Problem to solve
Reproduce the listing below exactly, minus its pictures.

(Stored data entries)
# # # # # # #

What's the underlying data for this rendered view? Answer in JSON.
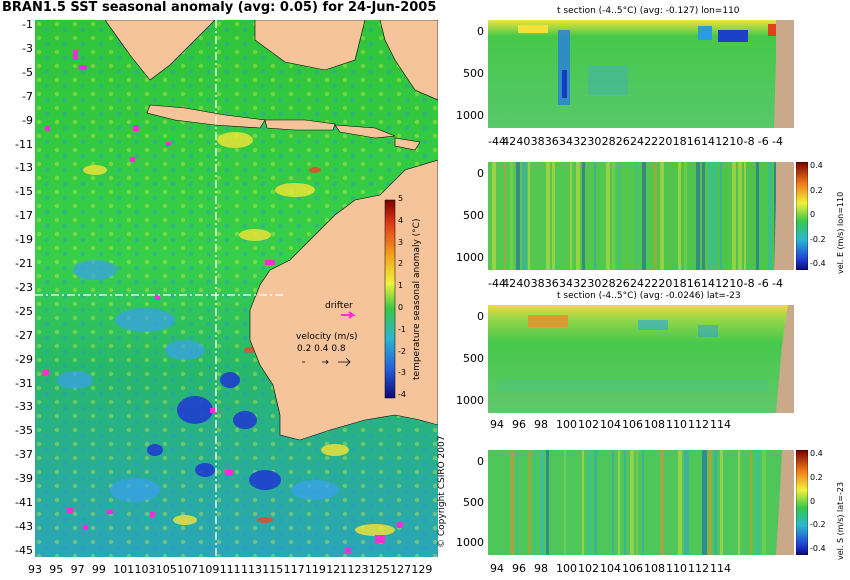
{
  "title": "BRAN1.5 SST seasonal anomaly (avg: 0.05) for 24-Jun-2005",
  "copyright": "© Copyright CSIRO 2007",
  "map": {
    "y_ticks": [
      "-1",
      "-3",
      "-5",
      "-7",
      "-9",
      "-11",
      "-13",
      "-15",
      "-17",
      "-19",
      "-21",
      "-23",
      "-25",
      "-27",
      "-29",
      "-31",
      "-33",
      "-35",
      "-37",
      "-39",
      "-41",
      "-43",
      "-45"
    ],
    "x_ticks": [
      "93",
      "95",
      "97",
      "99",
      "101",
      "103",
      "105",
      "107",
      "109",
      "111",
      "113",
      "115",
      "117",
      "119",
      "121",
      "123",
      "125",
      "127",
      "129"
    ],
    "colorbar_label": "temperature seasonal anomaly (°C)",
    "colorbar_ticks": [
      "5",
      "4",
      "3",
      "2",
      "1",
      "0",
      "-1",
      "-2",
      "-3",
      "-4"
    ],
    "drifter_label": "drifter",
    "velocity_label": "velocity (m/s)",
    "velocity_scale": "0.2 0.4 0.8",
    "section_lon": 110,
    "section_lat": -23
  },
  "panels": {
    "p1": {
      "title": "t section (-4..5°C) (avg: -0.127) lon=110",
      "y_ticks": [
        "0",
        "500",
        "1000"
      ],
      "x_ticks": [
        "-44",
        "42",
        "40",
        "38",
        "36",
        "34",
        "32",
        "30",
        "28",
        "26",
        "24",
        "22",
        "20",
        "18",
        "16",
        "14",
        "12",
        "10",
        "-8",
        "-6",
        "-4"
      ]
    },
    "p2": {
      "title": "",
      "y_ticks": [
        "0",
        "500",
        "1000"
      ],
      "x_ticks": [
        "-44",
        "42",
        "40",
        "38",
        "36",
        "34",
        "32",
        "30",
        "28",
        "26",
        "24",
        "22",
        "20",
        "18",
        "16",
        "14",
        "12",
        "10",
        "-8",
        "-6",
        "-4"
      ],
      "cb_label": "vel. E (m/s) lon=110",
      "cb_ticks": [
        "0.4",
        "0.2",
        "0",
        "-0.2",
        "-0.4"
      ]
    },
    "p3": {
      "title": "t section (-4..5°C) (avg: -0.0246) lat=-23",
      "y_ticks": [
        "0",
        "500",
        "1000"
      ],
      "x_ticks": [
        "94",
        "96",
        "98",
        "100",
        "102",
        "104",
        "106",
        "108",
        "110",
        "112",
        "114"
      ]
    },
    "p4": {
      "title": "",
      "y_ticks": [
        "0",
        "500",
        "1000"
      ],
      "x_ticks": [
        "94",
        "96",
        "98",
        "100",
        "102",
        "104",
        "106",
        "108",
        "110",
        "112",
        "114"
      ],
      "cb_label": "vel. S (m/s) lat=-23",
      "cb_ticks": [
        "0.4",
        "0.2",
        "0",
        "-0.2",
        "-0.4"
      ]
    }
  }
}
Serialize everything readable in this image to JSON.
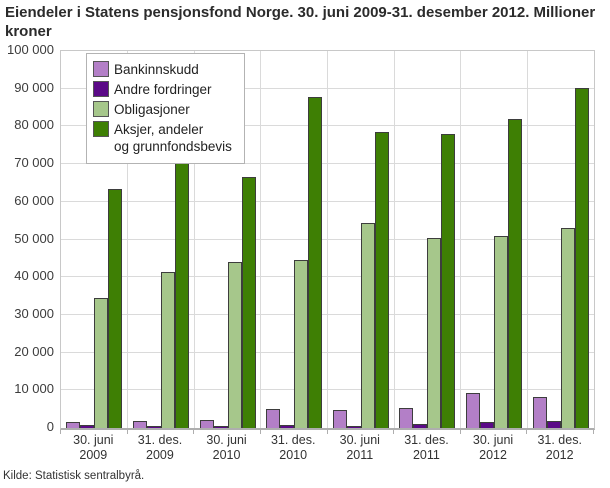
{
  "title": "Eiendeler i Statens pensjonsfond Norge. 30. juni 2009-31. desember 2012. Millioner kroner",
  "source": "Kilde: Statistisk sentralbyrå.",
  "chart_data": {
    "type": "bar",
    "title": "Eiendeler i Statens pensjonsfond Norge. 30. juni 2009-31. desember 2012. Millioner kroner",
    "ylabel": "Millioner kroner",
    "xlabel": "",
    "categories": [
      "30. juni\n2009",
      "31. des.\n2009",
      "30. juni\n2010",
      "31. des.\n2010",
      "30. juni\n2011",
      "31. des.\n2011",
      "30. juni\n2012",
      "31. des.\n2012"
    ],
    "series": [
      {
        "name": "Bankinnskudd",
        "color": "#b37fc7",
        "values": [
          1500,
          1800,
          2100,
          5100,
          4900,
          5300,
          9400,
          8300
        ]
      },
      {
        "name": "Andre fordringer",
        "color": "#5b0a87",
        "values": [
          900,
          600,
          500,
          700,
          500,
          1100,
          1500,
          1800
        ]
      },
      {
        "name": "Obligasjoner",
        "color": "#a6c78b",
        "values": [
          34500,
          41500,
          44000,
          44500,
          54500,
          50500,
          51000,
          53000
        ]
      },
      {
        "name": "Aksjer, andeler\nog grunnfondsbevis",
        "color": "#3e7f04",
        "values": [
          63500,
          73000,
          66500,
          87700,
          78400,
          78000,
          82000,
          90300
        ]
      }
    ],
    "ylim": [
      0,
      100000
    ],
    "ytick_step": 10000,
    "ytick_labels": [
      "0",
      "10 000",
      "20 000",
      "30 000",
      "40 000",
      "50 000",
      "60 000",
      "70 000",
      "80 000",
      "90 000",
      "100 000"
    ],
    "grid": true,
    "legend_position": "top-left-inside",
    "bar_border_color": "#3d3d3d"
  }
}
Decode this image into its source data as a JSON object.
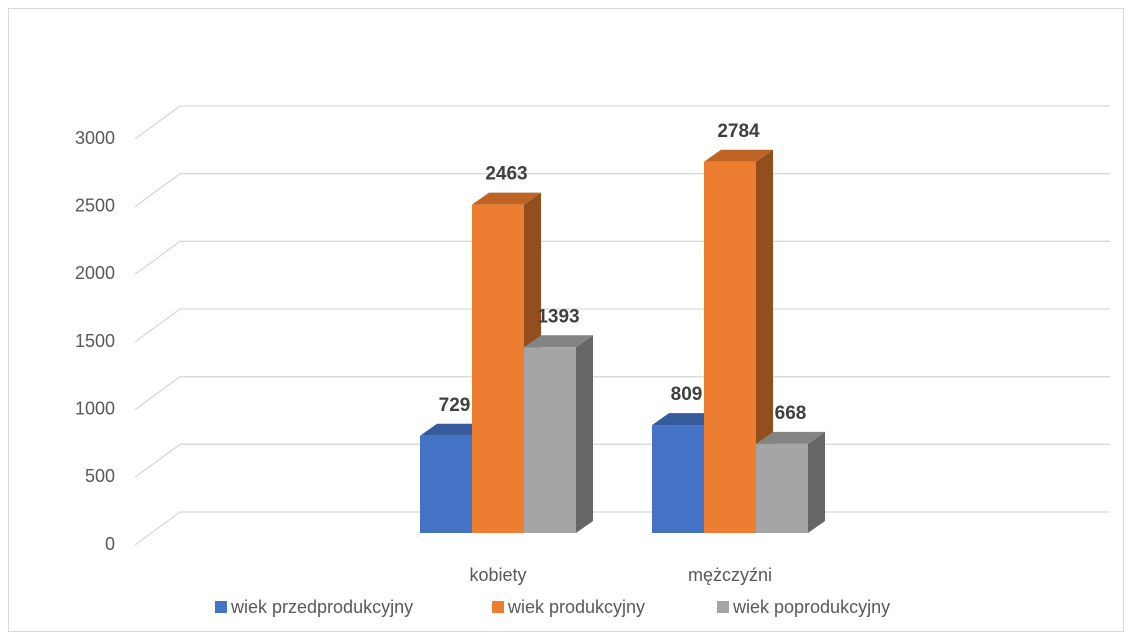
{
  "chart_data": {
    "type": "bar3d",
    "categories": [
      "kobiety",
      "mężczyźni"
    ],
    "series": [
      {
        "name": "wiek przedprodukcyjny",
        "color": "#4472c4",
        "values": [
          729,
          809
        ]
      },
      {
        "name": "wiek produkcyjny",
        "color": "#ed7d31",
        "values": [
          2463,
          2784
        ]
      },
      {
        "name": "wiek poprodukcyjny",
        "color": "#a5a5a5",
        "values": [
          1393,
          668
        ]
      }
    ],
    "ylim": [
      0,
      3000
    ],
    "yticks": [
      0,
      500,
      1000,
      1500,
      2000,
      2500,
      3000
    ],
    "grid": true,
    "legend": "bottom"
  }
}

# # # # # # #

Final answer
What's the underlying data for this rendered view? Answer in JSON.
{
  "title": "BRAN1.5 SST seasonal anomaly (avg: 0.05) for 24-Jun-2005",
  "copyright": "© Copyright CSIRO 2007",
  "map": {
    "y_ticks": [
      "-1",
      "-3",
      "-5",
      "-7",
      "-9",
      "-11",
      "-13",
      "-15",
      "-17",
      "-19",
      "-21",
      "-23",
      "-25",
      "-27",
      "-29",
      "-31",
      "-33",
      "-35",
      "-37",
      "-39",
      "-41",
      "-43",
      "-45"
    ],
    "x_ticks": [
      "93",
      "95",
      "97",
      "99",
      "101",
      "103",
      "105",
      "107",
      "109",
      "111",
      "113",
      "115",
      "117",
      "119",
      "121",
      "123",
      "125",
      "127",
      "129"
    ],
    "colorbar_label": "temperature seasonal anomaly (°C)",
    "colorbar_ticks": [
      "5",
      "4",
      "3",
      "2",
      "1",
      "0",
      "-1",
      "-2",
      "-3",
      "-4"
    ],
    "drifter_label": "drifter",
    "velocity_label": "velocity (m/s)",
    "velocity_scale": "0.2 0.4 0.8",
    "section_lon": 110,
    "section_lat": -23
  },
  "panels": {
    "p1": {
      "title": "t section (-4..5°C) (avg: -0.127) lon=110",
      "y_ticks": [
        "0",
        "500",
        "1000"
      ],
      "x_ticks": [
        "-44",
        "42",
        "40",
        "38",
        "36",
        "34",
        "32",
        "30",
        "28",
        "26",
        "24",
        "22",
        "20",
        "18",
        "16",
        "14",
        "12",
        "10",
        "-8",
        "-6",
        "-4"
      ]
    },
    "p2": {
      "title": "",
      "y_ticks": [
        "0",
        "500",
        "1000"
      ],
      "x_ticks": [
        "-44",
        "42",
        "40",
        "38",
        "36",
        "34",
        "32",
        "30",
        "28",
        "26",
        "24",
        "22",
        "20",
        "18",
        "16",
        "14",
        "12",
        "10",
        "-8",
        "-6",
        "-4"
      ],
      "cb_label": "vel. E (m/s) lon=110",
      "cb_ticks": [
        "0.4",
        "0.2",
        "0",
        "-0.2",
        "-0.4"
      ]
    },
    "p3": {
      "title": "t section (-4..5°C) (avg: -0.0246) lat=-23",
      "y_ticks": [
        "0",
        "500",
        "1000"
      ],
      "x_ticks": [
        "94",
        "96",
        "98",
        "100",
        "102",
        "104",
        "106",
        "108",
        "110",
        "112",
        "114"
      ]
    },
    "p4": {
      "title": "",
      "y_ticks": [
        "0",
        "500",
        "1000"
      ],
      "x_ticks": [
        "94",
        "96",
        "98",
        "100",
        "102",
        "104",
        "106",
        "108",
        "110",
        "112",
        "114"
      ],
      "cb_label": "vel. S (m/s) lat=-23",
      "cb_ticks": [
        "0.4",
        "0.2",
        "0",
        "-0.2",
        "-0.4"
      ]
    }
  }
}
Serialize everything readable in this image to JSON.
{
  "title": "Eiendeler i Statens pensjonsfond Norge. 30. juni 2009-31. desember 2012. Millioner kroner",
  "source": "Kilde: Statistisk sentralbyrå.",
  "chart_data": {
    "type": "bar",
    "title": "Eiendeler i Statens pensjonsfond Norge. 30. juni 2009-31. desember 2012. Millioner kroner",
    "ylabel": "Millioner kroner",
    "xlabel": "",
    "categories": [
      "30. juni\n2009",
      "31. des.\n2009",
      "30. juni\n2010",
      "31. des.\n2010",
      "30. juni\n2011",
      "31. des.\n2011",
      "30. juni\n2012",
      "31. des.\n2012"
    ],
    "series": [
      {
        "name": "Bankinnskudd",
        "color": "#b37fc7",
        "values": [
          1500,
          1800,
          2100,
          5100,
          4900,
          5300,
          9400,
          8300
        ]
      },
      {
        "name": "Andre fordringer",
        "color": "#5b0a87",
        "values": [
          900,
          600,
          500,
          700,
          500,
          1100,
          1500,
          1800
        ]
      },
      {
        "name": "Obligasjoner",
        "color": "#a6c78b",
        "values": [
          34500,
          41500,
          44000,
          44500,
          54500,
          50500,
          51000,
          53000
        ]
      },
      {
        "name": "Aksjer, andeler\nog grunnfondsbevis",
        "color": "#3e7f04",
        "values": [
          63500,
          73000,
          66500,
          87700,
          78400,
          78000,
          82000,
          90300
        ]
      }
    ],
    "ylim": [
      0,
      100000
    ],
    "ytick_step": 10000,
    "ytick_labels": [
      "0",
      "10 000",
      "20 000",
      "30 000",
      "40 000",
      "50 000",
      "60 000",
      "70 000",
      "80 000",
      "90 000",
      "100 000"
    ],
    "grid": true,
    "legend_position": "top-left-inside",
    "bar_border_color": "#3d3d3d"
  }
}
Decode this image into its source data as a JSON object.
{
  "chart_data": {
    "type": "bar3d",
    "categories": [
      "kobiety",
      "mężczyźni"
    ],
    "series": [
      {
        "name": "wiek przedprodukcyjny",
        "color": "#4472c4",
        "values": [
          729,
          809
        ]
      },
      {
        "name": "wiek produkcyjny",
        "color": "#ed7d31",
        "values": [
          2463,
          2784
        ]
      },
      {
        "name": "wiek poprodukcyjny",
        "color": "#a5a5a5",
        "values": [
          1393,
          668
        ]
      }
    ],
    "ylim": [
      0,
      3000
    ],
    "yticks": [
      0,
      500,
      1000,
      1500,
      2000,
      2500,
      3000
    ],
    "grid": true,
    "legend": "bottom"
  }
}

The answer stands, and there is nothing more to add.